Stored dataset items:
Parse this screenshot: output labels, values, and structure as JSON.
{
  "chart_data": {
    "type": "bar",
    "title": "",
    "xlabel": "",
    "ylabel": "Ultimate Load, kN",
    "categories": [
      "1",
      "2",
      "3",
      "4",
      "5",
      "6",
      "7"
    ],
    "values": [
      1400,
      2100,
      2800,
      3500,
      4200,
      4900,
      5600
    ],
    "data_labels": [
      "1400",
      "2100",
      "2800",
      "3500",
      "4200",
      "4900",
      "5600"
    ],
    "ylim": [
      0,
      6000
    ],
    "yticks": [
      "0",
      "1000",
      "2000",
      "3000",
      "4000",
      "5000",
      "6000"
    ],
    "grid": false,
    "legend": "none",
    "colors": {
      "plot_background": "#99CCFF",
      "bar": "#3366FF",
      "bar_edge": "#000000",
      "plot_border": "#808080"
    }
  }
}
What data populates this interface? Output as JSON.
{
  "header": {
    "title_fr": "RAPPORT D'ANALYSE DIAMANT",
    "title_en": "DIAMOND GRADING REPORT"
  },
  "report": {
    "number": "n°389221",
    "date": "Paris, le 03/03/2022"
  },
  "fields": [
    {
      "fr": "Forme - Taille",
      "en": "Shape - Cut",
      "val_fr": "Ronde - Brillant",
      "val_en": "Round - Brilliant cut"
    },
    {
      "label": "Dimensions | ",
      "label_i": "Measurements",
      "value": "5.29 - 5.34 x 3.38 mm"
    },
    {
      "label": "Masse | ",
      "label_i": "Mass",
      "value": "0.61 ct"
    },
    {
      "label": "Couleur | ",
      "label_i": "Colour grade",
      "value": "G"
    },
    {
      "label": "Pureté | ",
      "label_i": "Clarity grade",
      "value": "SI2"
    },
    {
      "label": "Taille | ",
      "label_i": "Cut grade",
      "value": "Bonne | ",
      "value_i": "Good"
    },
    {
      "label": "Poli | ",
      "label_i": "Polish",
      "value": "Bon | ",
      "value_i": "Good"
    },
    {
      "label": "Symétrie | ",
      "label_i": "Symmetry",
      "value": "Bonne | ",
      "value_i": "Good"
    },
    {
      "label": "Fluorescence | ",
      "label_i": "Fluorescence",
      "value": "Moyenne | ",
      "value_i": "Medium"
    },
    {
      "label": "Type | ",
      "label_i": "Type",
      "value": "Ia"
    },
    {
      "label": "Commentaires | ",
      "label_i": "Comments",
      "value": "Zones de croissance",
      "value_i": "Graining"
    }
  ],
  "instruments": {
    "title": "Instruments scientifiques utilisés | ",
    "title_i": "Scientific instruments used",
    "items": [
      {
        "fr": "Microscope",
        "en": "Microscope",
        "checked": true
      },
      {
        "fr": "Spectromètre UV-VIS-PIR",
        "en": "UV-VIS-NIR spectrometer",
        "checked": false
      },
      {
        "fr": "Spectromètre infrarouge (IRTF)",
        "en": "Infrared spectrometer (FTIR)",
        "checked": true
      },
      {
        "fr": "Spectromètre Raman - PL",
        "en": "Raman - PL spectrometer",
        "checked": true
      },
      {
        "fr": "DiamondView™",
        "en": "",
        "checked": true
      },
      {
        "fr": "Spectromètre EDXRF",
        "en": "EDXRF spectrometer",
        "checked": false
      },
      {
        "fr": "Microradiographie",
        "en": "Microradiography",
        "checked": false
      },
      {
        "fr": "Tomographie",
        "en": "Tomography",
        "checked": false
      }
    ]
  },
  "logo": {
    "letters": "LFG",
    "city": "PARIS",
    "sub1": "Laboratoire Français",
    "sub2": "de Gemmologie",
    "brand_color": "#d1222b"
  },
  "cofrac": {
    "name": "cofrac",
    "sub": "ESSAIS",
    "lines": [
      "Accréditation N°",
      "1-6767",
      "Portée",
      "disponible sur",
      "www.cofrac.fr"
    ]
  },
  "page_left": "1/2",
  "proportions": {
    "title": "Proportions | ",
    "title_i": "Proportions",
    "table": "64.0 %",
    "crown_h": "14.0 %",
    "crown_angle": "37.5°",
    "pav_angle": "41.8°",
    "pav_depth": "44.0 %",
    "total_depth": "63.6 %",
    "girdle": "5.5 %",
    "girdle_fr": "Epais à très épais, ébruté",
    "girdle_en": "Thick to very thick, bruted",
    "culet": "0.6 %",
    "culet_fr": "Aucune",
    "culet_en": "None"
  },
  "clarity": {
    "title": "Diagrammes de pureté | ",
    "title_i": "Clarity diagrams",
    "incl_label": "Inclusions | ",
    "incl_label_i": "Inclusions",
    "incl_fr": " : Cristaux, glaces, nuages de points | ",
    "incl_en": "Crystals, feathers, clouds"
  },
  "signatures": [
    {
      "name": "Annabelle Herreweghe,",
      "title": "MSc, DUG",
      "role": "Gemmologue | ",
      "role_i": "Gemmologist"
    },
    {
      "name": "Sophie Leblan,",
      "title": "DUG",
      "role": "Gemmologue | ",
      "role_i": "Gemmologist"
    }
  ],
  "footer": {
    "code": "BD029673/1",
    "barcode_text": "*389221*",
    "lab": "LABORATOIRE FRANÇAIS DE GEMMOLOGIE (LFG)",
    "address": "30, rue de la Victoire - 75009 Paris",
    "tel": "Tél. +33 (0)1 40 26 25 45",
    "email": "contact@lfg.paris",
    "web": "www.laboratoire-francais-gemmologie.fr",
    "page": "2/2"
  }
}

### DESCRIPTION OF THE TASK
Your task is to reproduce all of the records exactly.

### OUTPUT OF THE TASK
Parse this screenshot: output labels, values, and structure as JSON.
{
  "chart_data": {
    "type": "bar",
    "title": "",
    "xlabel": "",
    "ylabel": "Ultimate Load, kN",
    "categories": [
      "1",
      "2",
      "3",
      "4",
      "5",
      "6",
      "7"
    ],
    "values": [
      1400,
      2100,
      2800,
      3500,
      4200,
      4900,
      5600
    ],
    "data_labels": [
      "1400",
      "2100",
      "2800",
      "3500",
      "4200",
      "4900",
      "5600"
    ],
    "ylim": [
      0,
      6000
    ],
    "yticks": [
      "0",
      "1000",
      "2000",
      "3000",
      "4000",
      "5000",
      "6000"
    ],
    "grid": false,
    "legend": "none",
    "colors": {
      "plot_background": "#99CCFF",
      "bar": "#3366FF",
      "bar_edge": "#000000",
      "plot_border": "#808080"
    }
  }
}
What data populates this interface? Output as JSON.
{
  "header": {
    "title_fr": "RAPPORT D'ANALYSE DIAMANT",
    "title_en": "DIAMOND GRADING REPORT"
  },
  "report": {
    "number": "n°389221",
    "date": "Paris, le 03/03/2022"
  },
  "fields": [
    {
      "fr": "Forme - Taille",
      "en": "Shape - Cut",
      "val_fr": "Ronde - Brillant",
      "val_en": "Round - Brilliant cut"
    },
    {
      "label": "Dimensions | ",
      "label_i": "Measurements",
      "value": "5.29 - 5.34 x 3.38 mm"
    },
    {
      "label": "Masse | ",
      "label_i": "Mass",
      "value": "0.61 ct"
    },
    {
      "label": "Couleur | ",
      "label_i": "Colour grade",
      "value": "G"
    },
    {
      "label": "Pureté | ",
      "label_i": "Clarity grade",
      "value": "SI2"
    },
    {
      "label": "Taille | ",
      "label_i": "Cut grade",
      "value": "Bonne | ",
      "value_i": "Good"
    },
    {
      "label": "Poli | ",
      "label_i": "Polish",
      "value": "Bon | ",
      "value_i": "Good"
    },
    {
      "label": "Symétrie | ",
      "label_i": "Symmetry",
      "value": "Bonne | ",
      "value_i": "Good"
    },
    {
      "label": "Fluorescence | ",
      "label_i": "Fluorescence",
      "value": "Moyenne | ",
      "value_i": "Medium"
    },
    {
      "label": "Type | ",
      "label_i": "Type",
      "value": "Ia"
    },
    {
      "label": "Commentaires | ",
      "label_i": "Comments",
      "value": "Zones de croissance",
      "value_i": "Graining"
    }
  ],
  "instruments": {
    "title": "Instruments scientifiques utilisés | ",
    "title_i": "Scientific instruments used",
    "items": [
      {
        "fr": "Microscope",
        "en": "Microscope",
        "checked": true
      },
      {
        "fr": "Spectromètre UV-VIS-PIR",
        "en": "UV-VIS-NIR spectrometer",
        "checked": false
      },
      {
        "fr": "Spectromètre infrarouge (IRTF)",
        "en": "Infrared spectrometer (FTIR)",
        "checked": true
      },
      {
        "fr": "Spectromètre Raman - PL",
        "en": "Raman - PL spectrometer",
        "checked": true
      },
      {
        "fr": "DiamondView™",
        "en": "",
        "checked": true
      },
      {
        "fr": "Spectromètre EDXRF",
        "en": "EDXRF spectrometer",
        "checked": false
      },
      {
        "fr": "Microradiographie",
        "en": "Microradiography",
        "checked": false
      },
      {
        "fr": "Tomographie",
        "en": "Tomography",
        "checked": false
      }
    ]
  },
  "logo": {
    "letters": "LFG",
    "city": "PARIS",
    "sub1": "Laboratoire Français",
    "sub2": "de Gemmologie",
    "brand_color": "#d1222b"
  },
  "cofrac": {
    "name": "cofrac",
    "sub": "ESSAIS",
    "lines": [
      "Accréditation N°",
      "1-6767",
      "Portée",
      "disponible sur",
      "www.cofrac.fr"
    ]
  },
  "page_left": "1/2",
  "proportions": {
    "title": "Proportions | ",
    "title_i": "Proportions",
    "table": "64.0 %",
    "crown_h": "14.0 %",
    "crown_angle": "37.5°",
    "pav_angle": "41.8°",
    "pav_depth": "44.0 %",
    "total_depth": "63.6 %",
    "girdle": "5.5 %",
    "girdle_fr": "Epais à très épais, ébruté",
    "girdle_en": "Thick to very thick, bruted",
    "culet": "0.6 %",
    "culet_fr": "Aucune",
    "culet_en": "None"
  },
  "clarity": {
    "title": "Diagrammes de pureté | ",
    "title_i": "Clarity diagrams",
    "incl_label": "Inclusions | ",
    "incl_label_i": "Inclusions",
    "incl_fr": " : Cristaux, glaces, nuages de points | ",
    "incl_en": "Crystals, feathers, clouds"
  },
  "signatures": [
    {
      "name": "Annabelle Herreweghe,",
      "title": "MSc, DUG",
      "role": "Gemmologue | ",
      "role_i": "Gemmologist"
    },
    {
      "name": "Sophie Leblan,",
      "title": "DUG",
      "role": "Gemmologue | ",
      "role_i": "Gemmologist"
    }
  ],
  "footer": {
    "code": "BD029673/1",
    "barcode_text": "*389221*",
    "lab": "LABORATOIRE FRANÇAIS DE GEMMOLOGIE (LFG)",
    "address": "30, rue de la Victoire - 75009 Paris",
    "tel": "Tél. +33 (0)1 40 26 25 45",
    "email": "contact@lfg.paris",
    "web": "www.laboratoire-francais-gemmologie.fr",
    "page": "2/2"
  }
}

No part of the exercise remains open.